Goal - Copy down every line where the string "fill" shows up.

Records to use -
--------------------------------------------------
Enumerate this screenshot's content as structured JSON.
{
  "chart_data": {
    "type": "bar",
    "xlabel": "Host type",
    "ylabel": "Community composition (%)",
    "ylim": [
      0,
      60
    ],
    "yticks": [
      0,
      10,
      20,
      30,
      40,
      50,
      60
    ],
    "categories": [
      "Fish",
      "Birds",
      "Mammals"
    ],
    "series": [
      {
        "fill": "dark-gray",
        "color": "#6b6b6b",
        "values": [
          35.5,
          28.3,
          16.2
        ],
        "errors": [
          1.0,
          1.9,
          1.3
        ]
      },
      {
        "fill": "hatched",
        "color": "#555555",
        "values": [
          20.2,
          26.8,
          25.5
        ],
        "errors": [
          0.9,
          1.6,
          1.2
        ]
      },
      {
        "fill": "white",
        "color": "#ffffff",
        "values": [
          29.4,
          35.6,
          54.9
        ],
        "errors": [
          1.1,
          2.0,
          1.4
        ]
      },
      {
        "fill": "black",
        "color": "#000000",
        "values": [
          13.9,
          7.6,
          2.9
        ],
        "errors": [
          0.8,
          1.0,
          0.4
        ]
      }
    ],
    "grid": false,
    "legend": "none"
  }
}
--------------------------------------------------
Solution to the problem -
        "fill": "dark-gray",
        "fill": "hatched",
        "fill": "white",
        "fill": "black",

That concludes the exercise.